TASK GOAL:
From the listing below, copy every line with the word "this".

===== PROVIDED RECORDS =====

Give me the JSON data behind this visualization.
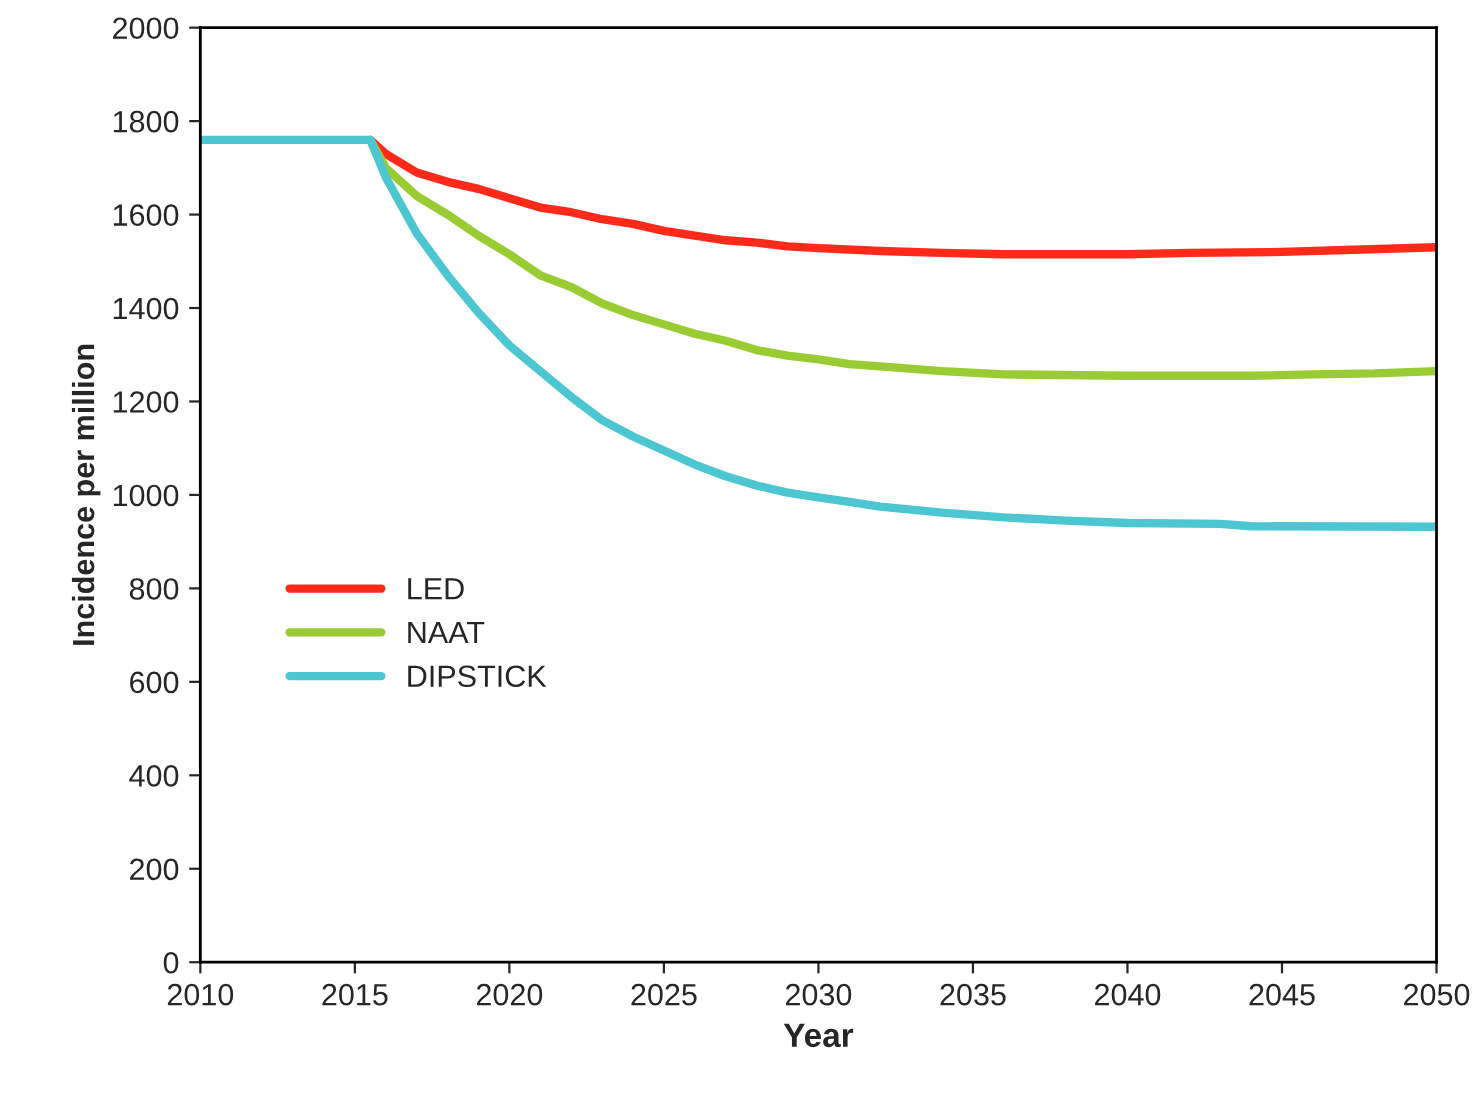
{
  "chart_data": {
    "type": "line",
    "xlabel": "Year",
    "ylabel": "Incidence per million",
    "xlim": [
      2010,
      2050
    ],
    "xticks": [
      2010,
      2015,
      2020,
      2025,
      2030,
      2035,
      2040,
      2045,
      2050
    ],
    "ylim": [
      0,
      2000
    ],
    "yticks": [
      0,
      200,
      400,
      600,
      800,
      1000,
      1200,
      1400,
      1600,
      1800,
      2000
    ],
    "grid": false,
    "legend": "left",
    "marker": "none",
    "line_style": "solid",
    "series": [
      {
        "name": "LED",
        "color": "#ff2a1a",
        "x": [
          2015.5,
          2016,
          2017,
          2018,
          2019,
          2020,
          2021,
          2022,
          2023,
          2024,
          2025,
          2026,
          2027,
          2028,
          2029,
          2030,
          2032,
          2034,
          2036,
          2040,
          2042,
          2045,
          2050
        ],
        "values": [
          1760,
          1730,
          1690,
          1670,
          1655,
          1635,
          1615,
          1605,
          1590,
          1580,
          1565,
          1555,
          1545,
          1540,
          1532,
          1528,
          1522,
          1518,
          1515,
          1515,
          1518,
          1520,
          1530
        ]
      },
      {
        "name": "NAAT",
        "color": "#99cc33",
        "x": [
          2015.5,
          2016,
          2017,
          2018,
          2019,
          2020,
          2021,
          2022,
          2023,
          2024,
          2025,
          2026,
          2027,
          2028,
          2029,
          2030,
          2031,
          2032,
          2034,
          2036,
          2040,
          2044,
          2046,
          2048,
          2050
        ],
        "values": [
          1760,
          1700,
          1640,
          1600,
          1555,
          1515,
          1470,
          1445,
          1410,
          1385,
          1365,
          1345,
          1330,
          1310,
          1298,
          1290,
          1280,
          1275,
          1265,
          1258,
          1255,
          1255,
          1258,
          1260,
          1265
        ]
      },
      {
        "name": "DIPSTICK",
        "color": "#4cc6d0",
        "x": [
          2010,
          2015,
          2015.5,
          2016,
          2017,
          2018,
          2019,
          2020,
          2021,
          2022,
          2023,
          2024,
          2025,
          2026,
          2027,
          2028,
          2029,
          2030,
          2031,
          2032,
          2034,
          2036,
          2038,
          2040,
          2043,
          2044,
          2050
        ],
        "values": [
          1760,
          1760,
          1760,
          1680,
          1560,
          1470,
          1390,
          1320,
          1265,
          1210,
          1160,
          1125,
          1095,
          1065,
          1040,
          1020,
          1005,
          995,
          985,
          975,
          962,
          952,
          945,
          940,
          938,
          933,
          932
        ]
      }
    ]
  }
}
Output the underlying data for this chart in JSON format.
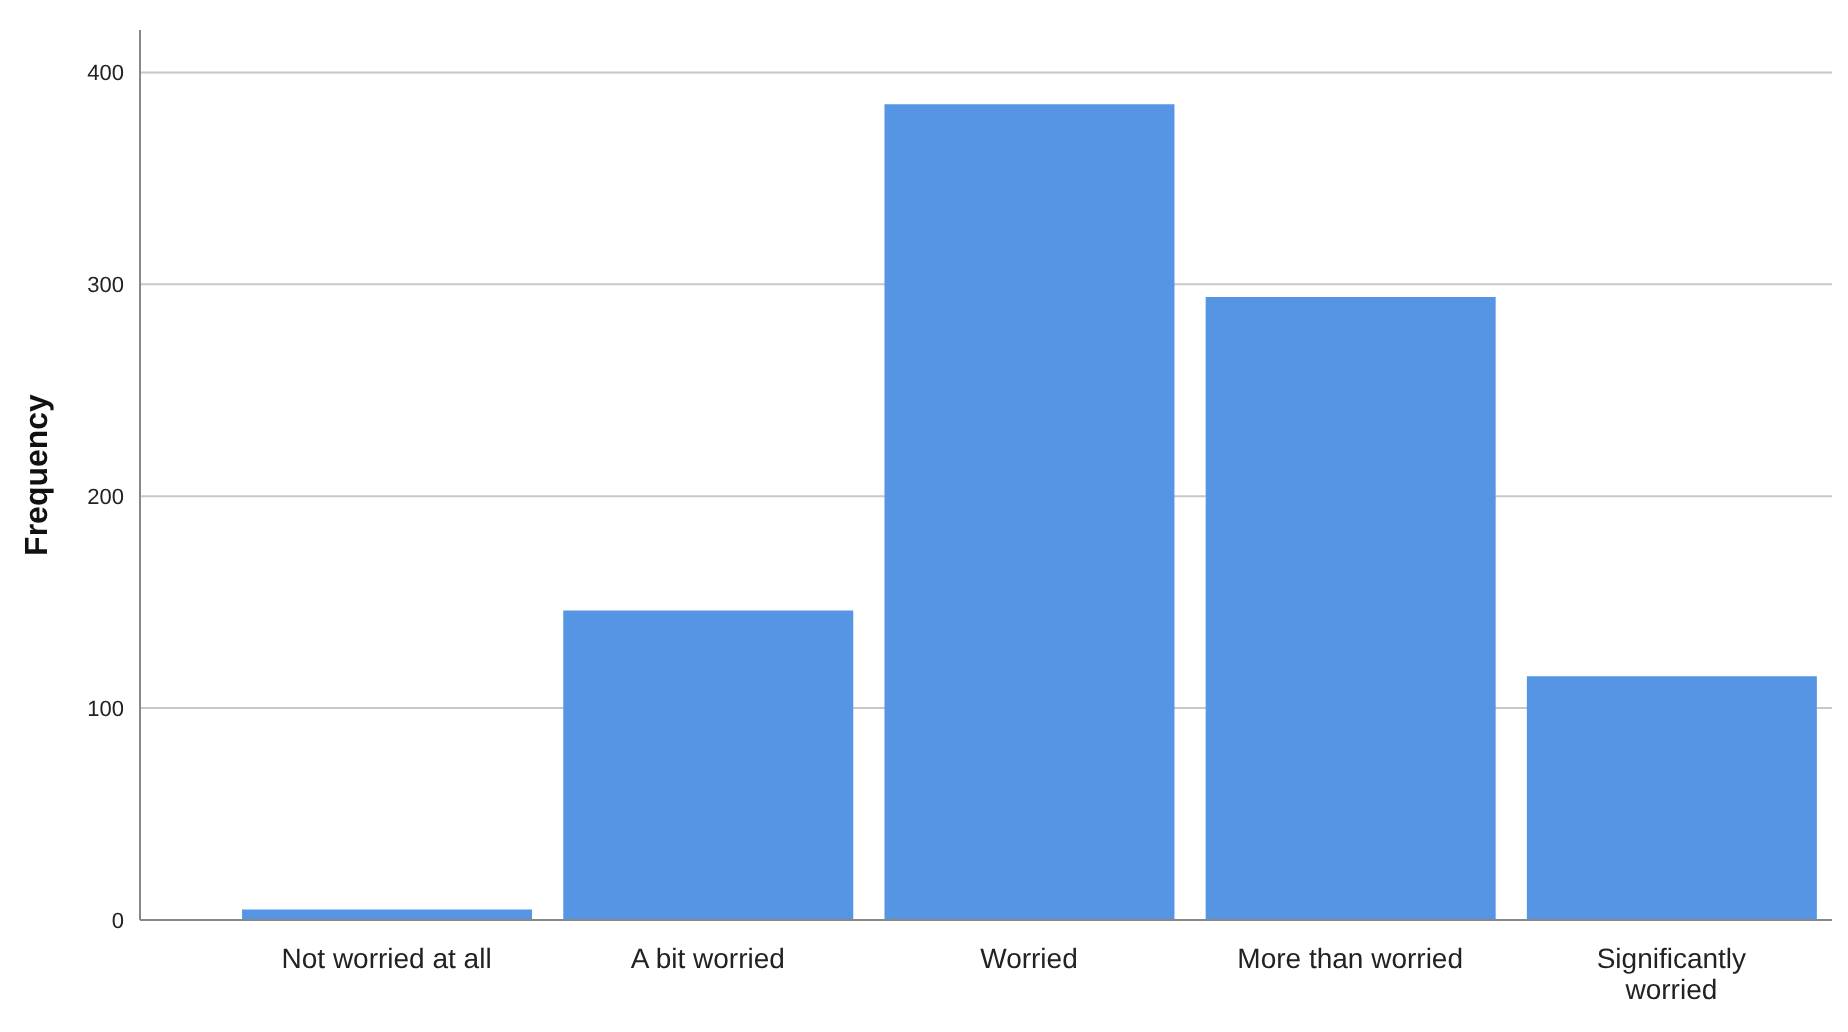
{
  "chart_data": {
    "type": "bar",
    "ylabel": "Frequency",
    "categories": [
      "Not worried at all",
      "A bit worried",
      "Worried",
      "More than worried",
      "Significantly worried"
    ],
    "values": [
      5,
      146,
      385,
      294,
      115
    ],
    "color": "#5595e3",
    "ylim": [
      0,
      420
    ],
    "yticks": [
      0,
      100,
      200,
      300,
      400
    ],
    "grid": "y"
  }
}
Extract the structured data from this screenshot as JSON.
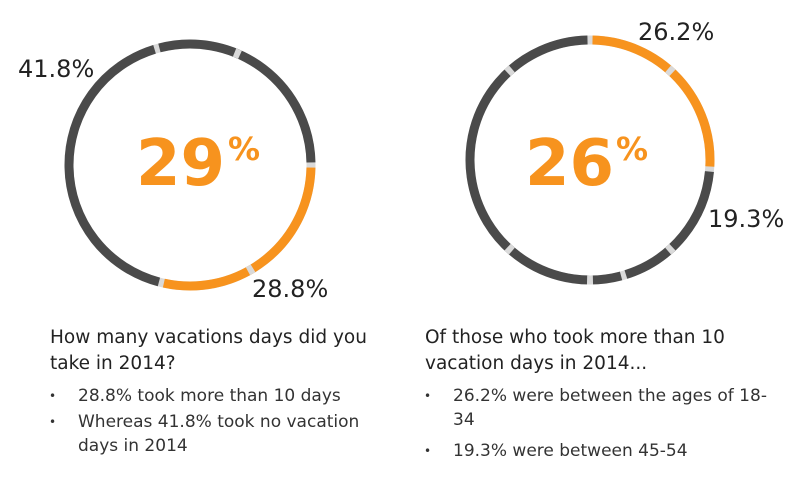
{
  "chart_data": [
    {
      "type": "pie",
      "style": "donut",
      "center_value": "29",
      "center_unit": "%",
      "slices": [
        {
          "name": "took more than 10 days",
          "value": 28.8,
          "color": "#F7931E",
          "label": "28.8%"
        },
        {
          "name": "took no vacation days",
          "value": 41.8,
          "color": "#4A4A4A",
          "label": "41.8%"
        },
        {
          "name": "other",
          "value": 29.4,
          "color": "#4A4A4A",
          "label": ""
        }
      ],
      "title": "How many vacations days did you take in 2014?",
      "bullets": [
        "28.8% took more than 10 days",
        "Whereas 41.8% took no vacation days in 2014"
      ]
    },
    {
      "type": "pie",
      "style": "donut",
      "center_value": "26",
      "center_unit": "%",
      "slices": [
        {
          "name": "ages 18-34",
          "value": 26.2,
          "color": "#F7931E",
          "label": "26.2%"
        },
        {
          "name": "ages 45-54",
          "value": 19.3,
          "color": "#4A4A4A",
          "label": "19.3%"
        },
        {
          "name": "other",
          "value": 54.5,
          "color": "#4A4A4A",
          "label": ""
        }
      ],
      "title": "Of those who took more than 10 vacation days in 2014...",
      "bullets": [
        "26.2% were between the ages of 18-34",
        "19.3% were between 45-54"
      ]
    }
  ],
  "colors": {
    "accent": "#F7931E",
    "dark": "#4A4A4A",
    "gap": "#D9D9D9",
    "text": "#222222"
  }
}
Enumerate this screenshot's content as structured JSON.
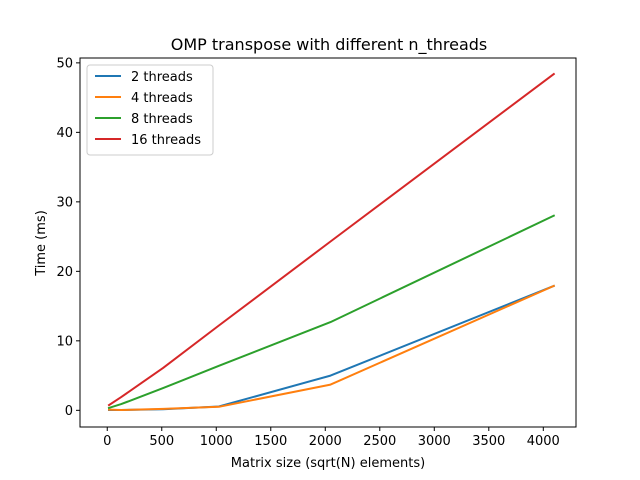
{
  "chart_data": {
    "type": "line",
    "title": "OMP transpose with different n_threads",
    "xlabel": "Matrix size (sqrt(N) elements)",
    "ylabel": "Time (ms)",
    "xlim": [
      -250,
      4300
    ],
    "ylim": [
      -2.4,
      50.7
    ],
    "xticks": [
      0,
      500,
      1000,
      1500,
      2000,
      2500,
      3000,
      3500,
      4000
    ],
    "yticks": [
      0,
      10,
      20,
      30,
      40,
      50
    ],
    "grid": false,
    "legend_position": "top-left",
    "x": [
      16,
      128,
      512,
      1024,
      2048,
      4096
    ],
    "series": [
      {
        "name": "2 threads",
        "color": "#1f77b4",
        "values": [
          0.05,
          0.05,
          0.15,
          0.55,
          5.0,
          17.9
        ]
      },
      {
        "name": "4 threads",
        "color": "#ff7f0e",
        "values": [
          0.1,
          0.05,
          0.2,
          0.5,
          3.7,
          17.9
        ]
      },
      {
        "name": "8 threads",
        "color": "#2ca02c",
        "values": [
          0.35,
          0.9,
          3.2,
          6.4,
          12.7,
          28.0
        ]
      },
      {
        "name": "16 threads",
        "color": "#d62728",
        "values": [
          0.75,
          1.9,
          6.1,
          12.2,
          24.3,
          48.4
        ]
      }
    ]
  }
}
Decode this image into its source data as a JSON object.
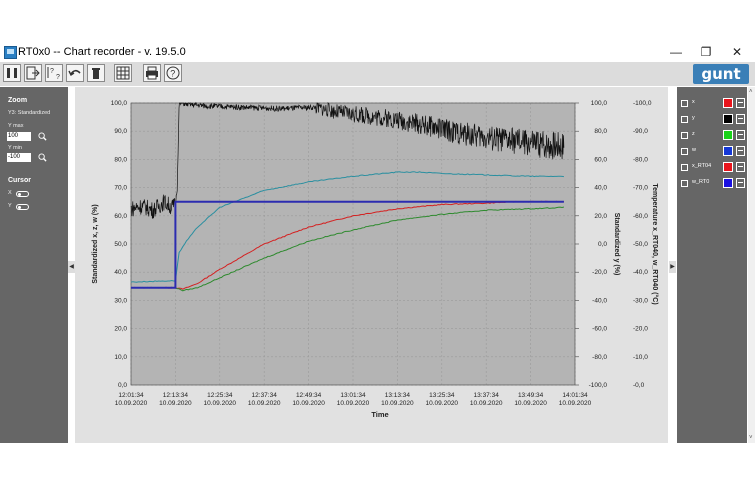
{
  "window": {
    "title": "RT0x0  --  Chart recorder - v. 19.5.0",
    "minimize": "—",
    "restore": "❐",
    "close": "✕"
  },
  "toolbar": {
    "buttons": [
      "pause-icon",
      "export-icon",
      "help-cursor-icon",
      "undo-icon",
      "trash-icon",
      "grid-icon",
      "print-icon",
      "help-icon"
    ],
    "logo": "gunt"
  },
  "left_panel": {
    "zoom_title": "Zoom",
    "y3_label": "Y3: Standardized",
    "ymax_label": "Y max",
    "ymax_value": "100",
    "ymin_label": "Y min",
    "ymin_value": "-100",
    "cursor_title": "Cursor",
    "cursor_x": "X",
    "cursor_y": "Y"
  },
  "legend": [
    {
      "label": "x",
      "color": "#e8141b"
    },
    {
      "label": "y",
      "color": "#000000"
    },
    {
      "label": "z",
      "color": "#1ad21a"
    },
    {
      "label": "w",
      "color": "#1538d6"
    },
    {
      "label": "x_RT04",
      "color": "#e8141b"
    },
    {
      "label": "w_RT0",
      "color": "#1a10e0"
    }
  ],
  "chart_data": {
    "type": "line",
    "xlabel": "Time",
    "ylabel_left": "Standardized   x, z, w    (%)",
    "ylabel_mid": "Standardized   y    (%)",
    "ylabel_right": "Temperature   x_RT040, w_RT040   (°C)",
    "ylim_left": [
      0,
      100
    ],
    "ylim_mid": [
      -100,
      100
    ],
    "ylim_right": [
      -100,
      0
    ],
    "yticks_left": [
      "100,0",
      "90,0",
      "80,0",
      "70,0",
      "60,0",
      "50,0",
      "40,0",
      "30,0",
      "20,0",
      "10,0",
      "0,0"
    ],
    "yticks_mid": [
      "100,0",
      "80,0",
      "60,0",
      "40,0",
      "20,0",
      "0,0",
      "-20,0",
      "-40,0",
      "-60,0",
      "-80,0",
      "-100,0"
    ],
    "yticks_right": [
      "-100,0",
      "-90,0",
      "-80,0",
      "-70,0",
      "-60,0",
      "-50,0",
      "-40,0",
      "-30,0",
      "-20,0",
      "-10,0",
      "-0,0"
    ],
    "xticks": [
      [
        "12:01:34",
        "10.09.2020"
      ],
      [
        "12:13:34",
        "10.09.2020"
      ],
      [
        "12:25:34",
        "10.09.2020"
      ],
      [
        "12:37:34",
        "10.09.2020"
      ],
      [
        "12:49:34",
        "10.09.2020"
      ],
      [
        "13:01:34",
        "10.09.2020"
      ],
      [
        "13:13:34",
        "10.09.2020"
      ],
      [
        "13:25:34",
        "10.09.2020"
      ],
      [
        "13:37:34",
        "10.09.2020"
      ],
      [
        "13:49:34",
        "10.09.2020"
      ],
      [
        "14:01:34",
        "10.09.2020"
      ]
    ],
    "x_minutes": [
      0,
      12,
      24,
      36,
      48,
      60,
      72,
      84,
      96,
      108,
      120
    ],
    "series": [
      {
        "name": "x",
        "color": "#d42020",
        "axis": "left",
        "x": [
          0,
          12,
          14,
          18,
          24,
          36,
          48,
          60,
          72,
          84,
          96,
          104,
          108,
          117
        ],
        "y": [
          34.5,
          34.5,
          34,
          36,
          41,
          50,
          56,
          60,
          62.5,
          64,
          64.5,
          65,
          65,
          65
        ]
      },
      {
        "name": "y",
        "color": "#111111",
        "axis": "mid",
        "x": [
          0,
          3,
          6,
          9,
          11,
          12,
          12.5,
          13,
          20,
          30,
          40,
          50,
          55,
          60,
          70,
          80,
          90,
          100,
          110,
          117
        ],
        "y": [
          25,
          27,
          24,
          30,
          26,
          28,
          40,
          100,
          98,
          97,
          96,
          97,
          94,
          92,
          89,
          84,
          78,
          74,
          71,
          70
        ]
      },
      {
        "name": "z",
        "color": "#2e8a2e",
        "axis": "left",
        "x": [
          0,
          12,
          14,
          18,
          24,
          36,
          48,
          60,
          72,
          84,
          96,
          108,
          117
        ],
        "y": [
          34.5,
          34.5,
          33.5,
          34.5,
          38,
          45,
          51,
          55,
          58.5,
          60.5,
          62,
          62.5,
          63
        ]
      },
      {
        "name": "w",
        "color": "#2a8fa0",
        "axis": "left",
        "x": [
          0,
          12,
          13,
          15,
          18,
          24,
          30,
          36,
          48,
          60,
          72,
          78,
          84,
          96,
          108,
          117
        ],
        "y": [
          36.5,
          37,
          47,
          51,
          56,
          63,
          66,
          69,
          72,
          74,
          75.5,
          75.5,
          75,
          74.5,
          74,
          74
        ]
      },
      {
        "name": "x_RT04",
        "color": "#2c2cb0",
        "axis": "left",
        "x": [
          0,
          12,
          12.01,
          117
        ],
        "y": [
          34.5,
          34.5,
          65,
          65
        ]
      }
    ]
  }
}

=====

REPLY:
Give me the JSON data behind this visualization.
Output the underlying data for this chart in JSON format.
Extract the structured data from this screenshot as JSON.
Enumerate this screenshot's content as structured JSON.
Decode this image into its source data as a JSON object.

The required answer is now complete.